RECORDED INFORMATION:
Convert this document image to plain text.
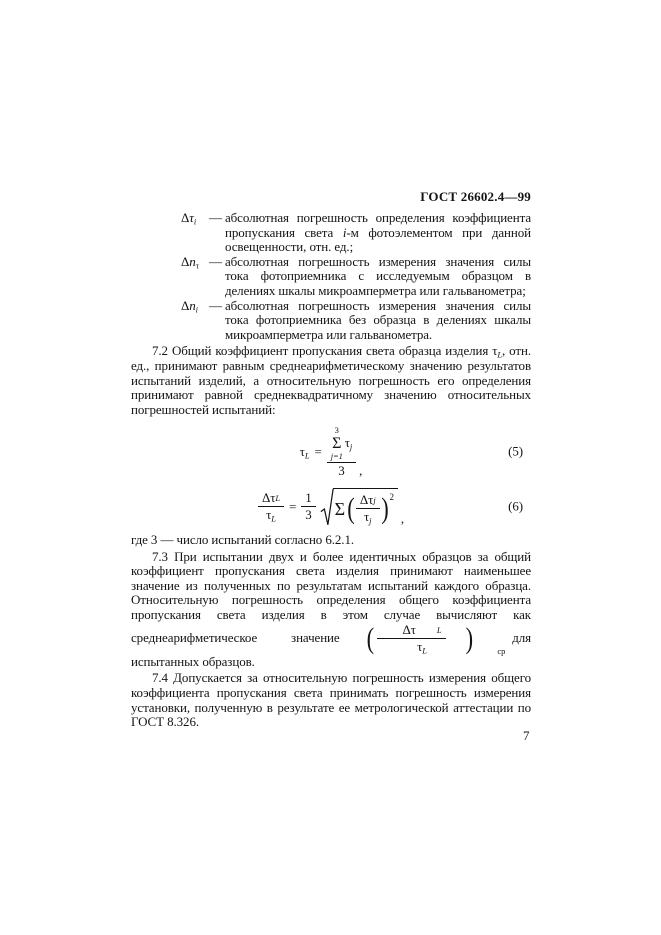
ГОСТ 26602.4—99
$\Delta\tau_i$ — абсолютная погрешность определения коэффициента пропускания света i-м фотоэлементом при данной освещенности, отн. ед.;
$\Delta n_\tau$ — абсолютная погрешность измерения значения силы тока фотоприемника с исследуемым образцом в делениях шкалы микроамперметра или гальванометра;
$\Delta n_i$ — абсолютная погрешность измерения значения силы тока фотоприемника без образца в делениях шкалы микроамперметра или гальванометра.

7.2 Общий коэффициент пропускания света образца изделия $\tau_L$, отн. ед., принимают равным среднеарифметическому значению результатов испытаний изделий, а относительную погрешность его определения принимают равной среднеквадратичному значению относительных погрешностей испытаний:

$\tau_L = 3$
Σ
j=1
$\tau_j$
3 ,
(5)
$\frac{\text{Δτ L}}{\tau_L} = \frac{1}{3}$ Σ ( $\frac{\text{Δτ j}}{\tau_j}$ ) 2
,
(6)

где 3 — число испытаний согласно 6.2.1.

7.3 При испытании двух и более идентичных образцов за общий коэффициент пропускания света изделия принимают наименьшее значение из полученных по результатам испытаний каждого образца. Относительную погрешность определения общего коэффициента пропускания света изделия в этом случае вычисляют как среднеарифметическое значение ( Δτ	L
$\tau_L$ )	ср
для испытанных образцов.

7.4 Допускается за относительную погрешность измерения общего коэффициента пропускания света принимать погрешность измерения установки, полученную в результате ее метрологической аттестации по ГОСТ 8.326.

7
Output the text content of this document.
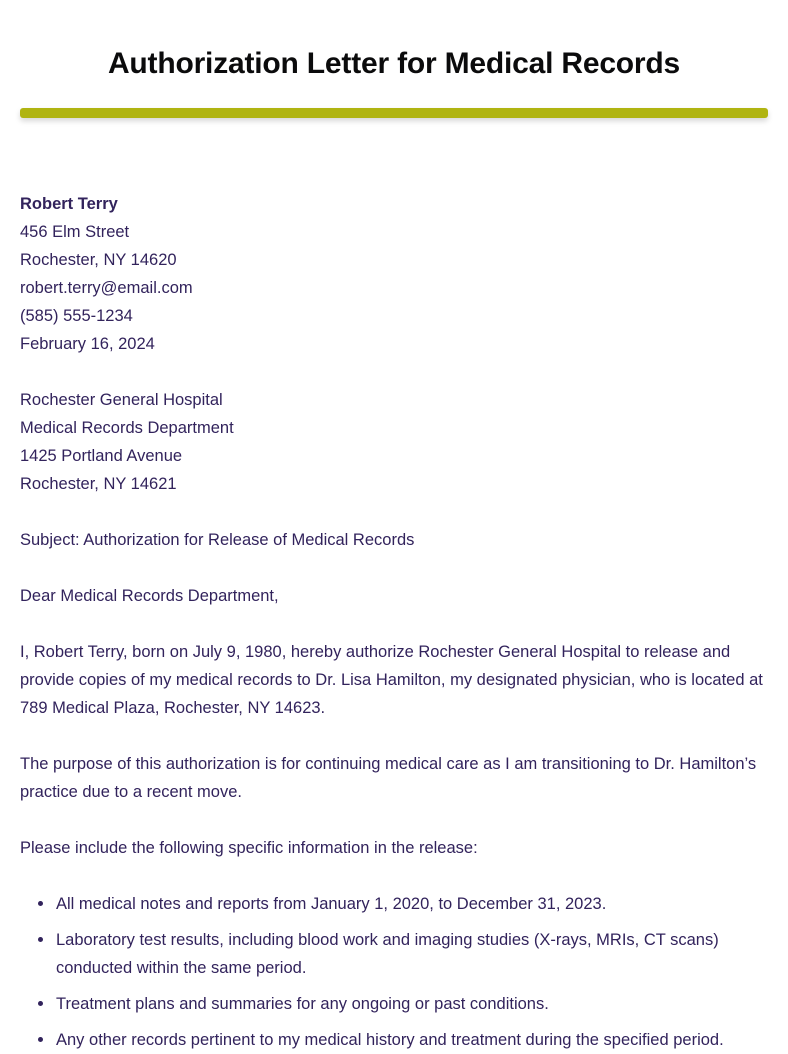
Authorization Letter for Medical Records
Robert Terry
456 Elm Street
Rochester, NY 14620
robert.terry@email.com
(585) 555-1234
February 16, 2024
Rochester General Hospital
Medical Records Department
1425 Portland Avenue
Rochester, NY 14621

Subject: Authorization for Release of Medical Records

Dear Medical Records Department,

I, Robert Terry, born on July 9, 1980, hereby authorize Rochester General Hospital to release and provide copies of my medical records to Dr. Lisa Hamilton, my designated physician, who is located at 789 Medical Plaza, Rochester, NY 14623.

The purpose of this authorization is for continuing medical care as I am transitioning to Dr. Hamilton’s practice due to a recent move.

Please include the following specific information in the release:

All medical notes and reports from January 1, 2020, to December 31, 2023.
Laboratory test results, including blood work and imaging studies (X-rays, MRIs, CT scans) conducted within the same period.
Treatment plans and summaries for any ongoing or past conditions.
Any other records pertinent to my medical history and treatment during the specified period.
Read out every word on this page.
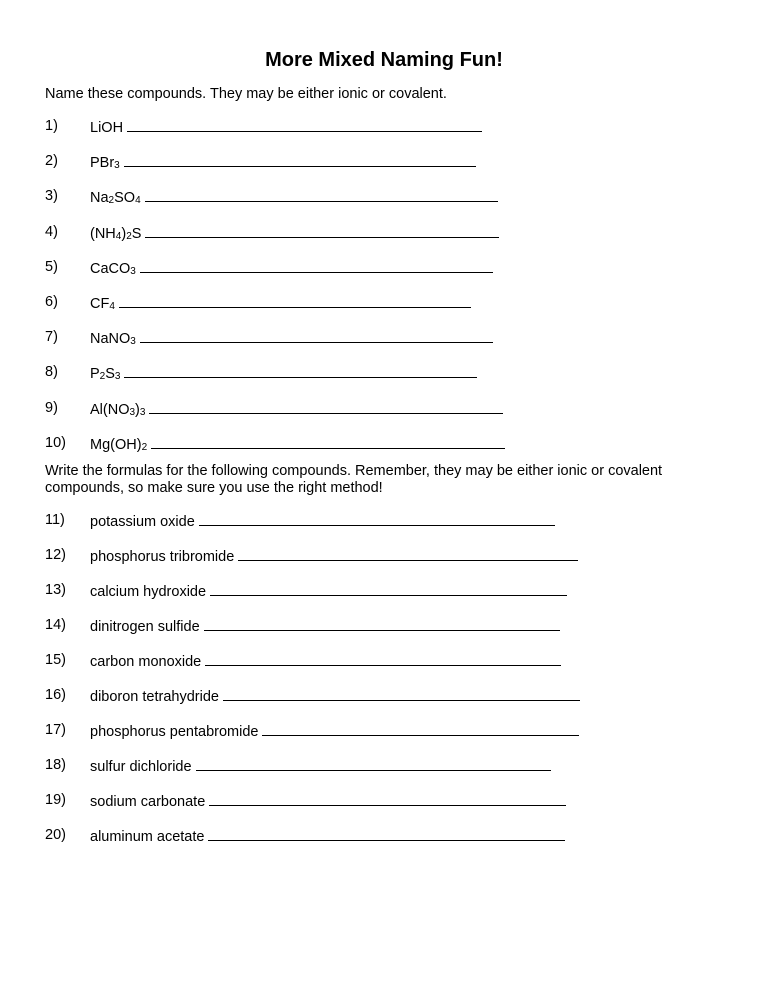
More Mixed Naming Fun!
Name these compounds. They may be either ionic or covalent.
1) LiOH
2) PBr$_3$
3) $Na_2SO_4$
4) $(NH_4)_2S$
5) CaCO$_3$
6) $CF_4$
7) NaNO$_3$
8) $P_2S_3$
9) $Al(NO_3)_3$
10) $Mg(OH)_2$
Write the formulas for the following compounds. Remember, they may be either ionic or covalent compounds, so make sure you use the right method!
11) potassium oxide
12) phosphorus tribromide
13) calcium hydroxide
14) dinitrogen sulfide
15) carbon monoxide
16) diboron tetrahydride
17) phosphorus pentabromide
18) sulfur dichloride
19) sodium carbonate
20) aluminum acetate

DESCRIPTION OF THE TASK:
Your answer should be a single number: the count of lines holding the word "Rochester".

ANSWER TO THIS EXERCISE:
4